• **Exercise directions**
State how many lines hold the string "toast". Give the number and nothing else.

BEGIN Records provided

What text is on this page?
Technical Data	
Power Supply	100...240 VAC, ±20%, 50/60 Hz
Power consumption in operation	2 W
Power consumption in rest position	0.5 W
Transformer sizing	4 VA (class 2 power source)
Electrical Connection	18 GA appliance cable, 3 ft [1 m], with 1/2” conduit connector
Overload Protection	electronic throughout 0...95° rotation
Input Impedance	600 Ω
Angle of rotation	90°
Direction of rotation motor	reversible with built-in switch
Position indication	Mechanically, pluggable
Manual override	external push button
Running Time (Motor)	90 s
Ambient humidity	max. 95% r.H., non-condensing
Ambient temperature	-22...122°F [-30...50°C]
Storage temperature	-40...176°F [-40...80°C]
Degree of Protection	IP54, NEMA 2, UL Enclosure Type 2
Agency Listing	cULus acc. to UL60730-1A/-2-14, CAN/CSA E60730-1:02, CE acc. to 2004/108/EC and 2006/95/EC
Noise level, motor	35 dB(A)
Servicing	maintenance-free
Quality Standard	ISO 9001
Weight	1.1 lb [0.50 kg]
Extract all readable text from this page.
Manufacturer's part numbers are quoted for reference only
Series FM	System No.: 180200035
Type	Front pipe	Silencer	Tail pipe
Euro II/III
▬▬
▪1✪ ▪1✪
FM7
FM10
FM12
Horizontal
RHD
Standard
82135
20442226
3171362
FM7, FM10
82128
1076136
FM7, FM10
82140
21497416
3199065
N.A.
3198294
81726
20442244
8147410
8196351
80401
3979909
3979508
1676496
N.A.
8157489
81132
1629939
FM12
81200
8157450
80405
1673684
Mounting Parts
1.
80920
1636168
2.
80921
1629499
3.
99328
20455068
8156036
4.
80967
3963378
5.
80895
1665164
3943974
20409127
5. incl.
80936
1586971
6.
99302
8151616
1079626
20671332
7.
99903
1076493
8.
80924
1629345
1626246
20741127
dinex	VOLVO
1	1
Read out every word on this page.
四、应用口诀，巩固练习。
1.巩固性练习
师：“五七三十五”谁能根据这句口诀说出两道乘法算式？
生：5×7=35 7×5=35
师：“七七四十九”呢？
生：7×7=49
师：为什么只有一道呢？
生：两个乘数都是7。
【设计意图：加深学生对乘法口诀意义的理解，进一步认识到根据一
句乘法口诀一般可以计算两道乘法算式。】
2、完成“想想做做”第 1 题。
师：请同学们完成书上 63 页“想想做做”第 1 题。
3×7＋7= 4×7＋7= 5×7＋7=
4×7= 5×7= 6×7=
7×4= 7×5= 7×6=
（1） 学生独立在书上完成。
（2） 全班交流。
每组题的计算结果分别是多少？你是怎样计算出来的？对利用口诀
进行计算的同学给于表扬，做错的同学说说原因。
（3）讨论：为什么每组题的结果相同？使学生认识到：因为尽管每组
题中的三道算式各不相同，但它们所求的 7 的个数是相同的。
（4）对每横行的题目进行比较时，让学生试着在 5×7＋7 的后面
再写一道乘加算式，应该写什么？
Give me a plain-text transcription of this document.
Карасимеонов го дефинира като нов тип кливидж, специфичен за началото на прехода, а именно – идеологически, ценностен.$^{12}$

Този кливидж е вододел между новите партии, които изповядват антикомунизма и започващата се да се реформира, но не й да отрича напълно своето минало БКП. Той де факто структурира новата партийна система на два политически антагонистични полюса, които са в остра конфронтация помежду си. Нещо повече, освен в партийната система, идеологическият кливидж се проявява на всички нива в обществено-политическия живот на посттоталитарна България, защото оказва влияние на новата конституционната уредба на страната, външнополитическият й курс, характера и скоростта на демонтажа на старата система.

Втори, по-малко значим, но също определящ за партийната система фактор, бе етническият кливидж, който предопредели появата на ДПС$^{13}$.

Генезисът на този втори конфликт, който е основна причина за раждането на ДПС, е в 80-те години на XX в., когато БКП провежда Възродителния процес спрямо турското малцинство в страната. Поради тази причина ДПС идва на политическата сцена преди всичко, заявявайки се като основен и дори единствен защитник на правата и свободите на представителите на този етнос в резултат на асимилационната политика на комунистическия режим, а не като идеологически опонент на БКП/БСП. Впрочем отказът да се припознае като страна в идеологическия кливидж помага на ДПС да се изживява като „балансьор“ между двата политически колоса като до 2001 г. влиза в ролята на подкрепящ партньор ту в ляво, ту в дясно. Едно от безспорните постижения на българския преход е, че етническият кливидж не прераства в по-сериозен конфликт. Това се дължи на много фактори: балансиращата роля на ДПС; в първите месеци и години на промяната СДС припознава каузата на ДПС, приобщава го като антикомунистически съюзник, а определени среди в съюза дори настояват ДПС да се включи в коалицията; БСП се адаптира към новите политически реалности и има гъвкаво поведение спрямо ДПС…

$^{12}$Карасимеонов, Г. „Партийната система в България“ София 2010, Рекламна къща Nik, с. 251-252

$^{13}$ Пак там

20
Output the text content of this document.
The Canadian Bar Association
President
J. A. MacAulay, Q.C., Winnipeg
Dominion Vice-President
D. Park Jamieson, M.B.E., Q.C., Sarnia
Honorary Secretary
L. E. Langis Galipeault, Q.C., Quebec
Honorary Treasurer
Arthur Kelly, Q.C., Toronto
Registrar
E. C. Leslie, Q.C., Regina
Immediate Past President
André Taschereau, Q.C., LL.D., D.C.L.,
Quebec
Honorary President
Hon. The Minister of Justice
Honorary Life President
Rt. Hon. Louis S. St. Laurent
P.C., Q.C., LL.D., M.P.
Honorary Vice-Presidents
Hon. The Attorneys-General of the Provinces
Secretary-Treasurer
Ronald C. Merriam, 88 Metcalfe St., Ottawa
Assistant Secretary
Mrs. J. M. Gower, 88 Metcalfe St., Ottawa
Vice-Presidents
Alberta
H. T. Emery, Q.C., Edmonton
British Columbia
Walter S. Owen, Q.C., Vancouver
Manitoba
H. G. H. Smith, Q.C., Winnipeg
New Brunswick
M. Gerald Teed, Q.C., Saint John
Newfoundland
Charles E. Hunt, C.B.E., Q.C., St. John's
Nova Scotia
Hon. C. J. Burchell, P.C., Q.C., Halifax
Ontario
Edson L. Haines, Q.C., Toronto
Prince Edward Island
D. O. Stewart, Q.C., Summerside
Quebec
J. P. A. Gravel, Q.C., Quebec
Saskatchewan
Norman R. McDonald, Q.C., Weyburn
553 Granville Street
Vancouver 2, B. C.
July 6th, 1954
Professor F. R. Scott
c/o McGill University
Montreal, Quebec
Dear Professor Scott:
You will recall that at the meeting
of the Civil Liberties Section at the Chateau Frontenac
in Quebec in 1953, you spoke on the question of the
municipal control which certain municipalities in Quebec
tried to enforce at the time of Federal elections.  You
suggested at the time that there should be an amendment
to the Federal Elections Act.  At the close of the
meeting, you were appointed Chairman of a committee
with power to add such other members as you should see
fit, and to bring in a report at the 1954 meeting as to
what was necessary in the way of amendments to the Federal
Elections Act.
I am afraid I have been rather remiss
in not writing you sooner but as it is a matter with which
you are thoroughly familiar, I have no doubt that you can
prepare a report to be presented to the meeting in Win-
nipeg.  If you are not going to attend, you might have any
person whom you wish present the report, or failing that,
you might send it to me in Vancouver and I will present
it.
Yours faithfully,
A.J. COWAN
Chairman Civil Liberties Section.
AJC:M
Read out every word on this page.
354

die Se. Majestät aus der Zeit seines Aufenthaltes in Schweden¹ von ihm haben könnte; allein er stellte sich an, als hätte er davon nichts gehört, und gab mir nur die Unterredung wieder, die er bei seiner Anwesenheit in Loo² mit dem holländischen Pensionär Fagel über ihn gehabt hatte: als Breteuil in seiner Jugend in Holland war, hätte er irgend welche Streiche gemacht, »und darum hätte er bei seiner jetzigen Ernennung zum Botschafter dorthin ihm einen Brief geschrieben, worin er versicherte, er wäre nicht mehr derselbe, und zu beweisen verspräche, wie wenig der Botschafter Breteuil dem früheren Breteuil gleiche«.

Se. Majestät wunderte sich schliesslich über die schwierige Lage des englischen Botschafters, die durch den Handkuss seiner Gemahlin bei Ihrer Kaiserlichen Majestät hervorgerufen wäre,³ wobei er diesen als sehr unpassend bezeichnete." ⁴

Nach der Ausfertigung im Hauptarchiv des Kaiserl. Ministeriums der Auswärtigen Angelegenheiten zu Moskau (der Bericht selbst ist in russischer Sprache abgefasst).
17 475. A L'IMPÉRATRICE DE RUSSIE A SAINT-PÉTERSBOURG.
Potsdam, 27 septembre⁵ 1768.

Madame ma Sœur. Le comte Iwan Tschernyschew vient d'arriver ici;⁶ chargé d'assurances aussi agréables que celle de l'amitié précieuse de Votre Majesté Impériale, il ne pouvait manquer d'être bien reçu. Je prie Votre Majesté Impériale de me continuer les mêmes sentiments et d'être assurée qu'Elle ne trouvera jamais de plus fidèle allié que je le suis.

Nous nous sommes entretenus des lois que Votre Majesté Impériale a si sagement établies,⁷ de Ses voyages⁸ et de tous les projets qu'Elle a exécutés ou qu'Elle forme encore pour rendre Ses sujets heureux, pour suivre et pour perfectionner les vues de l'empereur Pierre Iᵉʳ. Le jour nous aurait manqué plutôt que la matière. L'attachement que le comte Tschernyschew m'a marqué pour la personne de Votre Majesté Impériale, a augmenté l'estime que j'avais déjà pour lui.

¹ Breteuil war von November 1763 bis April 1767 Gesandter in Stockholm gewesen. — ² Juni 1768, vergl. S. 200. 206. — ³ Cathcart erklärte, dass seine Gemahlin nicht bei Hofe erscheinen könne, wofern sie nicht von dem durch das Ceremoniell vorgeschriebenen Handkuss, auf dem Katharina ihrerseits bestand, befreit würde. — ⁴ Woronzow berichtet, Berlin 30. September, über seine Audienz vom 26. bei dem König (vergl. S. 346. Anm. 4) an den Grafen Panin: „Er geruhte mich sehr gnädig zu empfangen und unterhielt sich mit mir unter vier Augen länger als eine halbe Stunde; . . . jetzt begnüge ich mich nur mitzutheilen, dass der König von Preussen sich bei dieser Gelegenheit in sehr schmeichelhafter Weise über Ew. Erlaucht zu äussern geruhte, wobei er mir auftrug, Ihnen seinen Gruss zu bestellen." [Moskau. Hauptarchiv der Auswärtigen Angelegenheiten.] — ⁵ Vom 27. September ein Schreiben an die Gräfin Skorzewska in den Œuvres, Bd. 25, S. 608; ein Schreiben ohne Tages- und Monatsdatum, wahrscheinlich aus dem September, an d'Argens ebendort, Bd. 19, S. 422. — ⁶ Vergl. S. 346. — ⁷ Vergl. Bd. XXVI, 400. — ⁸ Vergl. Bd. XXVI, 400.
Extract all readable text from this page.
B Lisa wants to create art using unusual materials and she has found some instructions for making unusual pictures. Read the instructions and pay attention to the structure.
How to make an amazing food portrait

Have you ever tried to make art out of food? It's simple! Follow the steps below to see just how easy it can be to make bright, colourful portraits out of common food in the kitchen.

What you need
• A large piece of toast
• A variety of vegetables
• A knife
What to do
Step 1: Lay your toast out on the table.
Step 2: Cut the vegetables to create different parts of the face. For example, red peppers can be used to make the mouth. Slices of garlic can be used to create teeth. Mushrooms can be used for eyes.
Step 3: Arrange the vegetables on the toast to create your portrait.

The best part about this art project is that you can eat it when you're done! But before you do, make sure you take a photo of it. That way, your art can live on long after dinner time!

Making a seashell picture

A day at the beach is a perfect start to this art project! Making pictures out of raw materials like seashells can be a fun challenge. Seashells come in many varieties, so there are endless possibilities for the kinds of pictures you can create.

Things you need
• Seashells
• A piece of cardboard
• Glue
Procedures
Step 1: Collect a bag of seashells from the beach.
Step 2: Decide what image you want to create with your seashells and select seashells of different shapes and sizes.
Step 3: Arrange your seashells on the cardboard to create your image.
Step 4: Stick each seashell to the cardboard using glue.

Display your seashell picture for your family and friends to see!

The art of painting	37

END Records provided

• **Result of the exercise**
3